[Records contained in a dataset]
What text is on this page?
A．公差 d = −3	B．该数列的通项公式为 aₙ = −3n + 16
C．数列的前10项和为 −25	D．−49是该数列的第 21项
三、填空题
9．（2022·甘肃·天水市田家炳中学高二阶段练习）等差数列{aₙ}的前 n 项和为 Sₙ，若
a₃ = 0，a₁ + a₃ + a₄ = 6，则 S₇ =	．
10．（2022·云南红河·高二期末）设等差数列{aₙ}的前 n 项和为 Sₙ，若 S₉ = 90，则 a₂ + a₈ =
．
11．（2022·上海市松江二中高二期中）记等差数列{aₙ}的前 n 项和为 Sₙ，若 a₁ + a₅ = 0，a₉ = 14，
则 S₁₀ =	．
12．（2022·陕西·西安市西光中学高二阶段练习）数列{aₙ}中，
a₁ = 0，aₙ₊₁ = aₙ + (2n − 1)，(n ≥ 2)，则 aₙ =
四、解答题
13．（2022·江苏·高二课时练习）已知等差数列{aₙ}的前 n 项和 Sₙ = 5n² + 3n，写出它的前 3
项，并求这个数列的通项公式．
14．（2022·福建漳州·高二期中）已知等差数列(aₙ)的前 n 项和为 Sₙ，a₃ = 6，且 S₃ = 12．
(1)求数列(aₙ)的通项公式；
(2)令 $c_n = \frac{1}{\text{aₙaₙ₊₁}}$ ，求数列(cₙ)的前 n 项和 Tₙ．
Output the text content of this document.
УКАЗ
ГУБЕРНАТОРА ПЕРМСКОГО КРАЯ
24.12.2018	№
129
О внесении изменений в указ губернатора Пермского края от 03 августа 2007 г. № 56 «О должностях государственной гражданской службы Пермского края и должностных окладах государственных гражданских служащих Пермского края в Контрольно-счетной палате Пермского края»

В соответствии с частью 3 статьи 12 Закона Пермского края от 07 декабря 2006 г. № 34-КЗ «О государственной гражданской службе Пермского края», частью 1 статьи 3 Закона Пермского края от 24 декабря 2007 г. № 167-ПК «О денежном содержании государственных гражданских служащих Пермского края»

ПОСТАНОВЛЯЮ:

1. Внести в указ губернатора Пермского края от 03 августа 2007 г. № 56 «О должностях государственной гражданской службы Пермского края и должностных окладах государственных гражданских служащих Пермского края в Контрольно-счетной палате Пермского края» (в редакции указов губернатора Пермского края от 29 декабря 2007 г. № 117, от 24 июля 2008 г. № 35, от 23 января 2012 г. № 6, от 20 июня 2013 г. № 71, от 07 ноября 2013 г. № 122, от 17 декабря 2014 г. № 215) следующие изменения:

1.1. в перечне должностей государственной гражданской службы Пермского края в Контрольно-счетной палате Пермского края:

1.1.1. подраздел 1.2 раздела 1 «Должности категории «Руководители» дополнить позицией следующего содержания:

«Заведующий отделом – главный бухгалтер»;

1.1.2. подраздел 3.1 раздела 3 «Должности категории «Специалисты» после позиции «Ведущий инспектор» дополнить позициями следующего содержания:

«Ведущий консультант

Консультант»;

_TASK STATEMENT_. Provide only the number of lines in the entries that hold the word "Должности".

_SOLUTION_. 2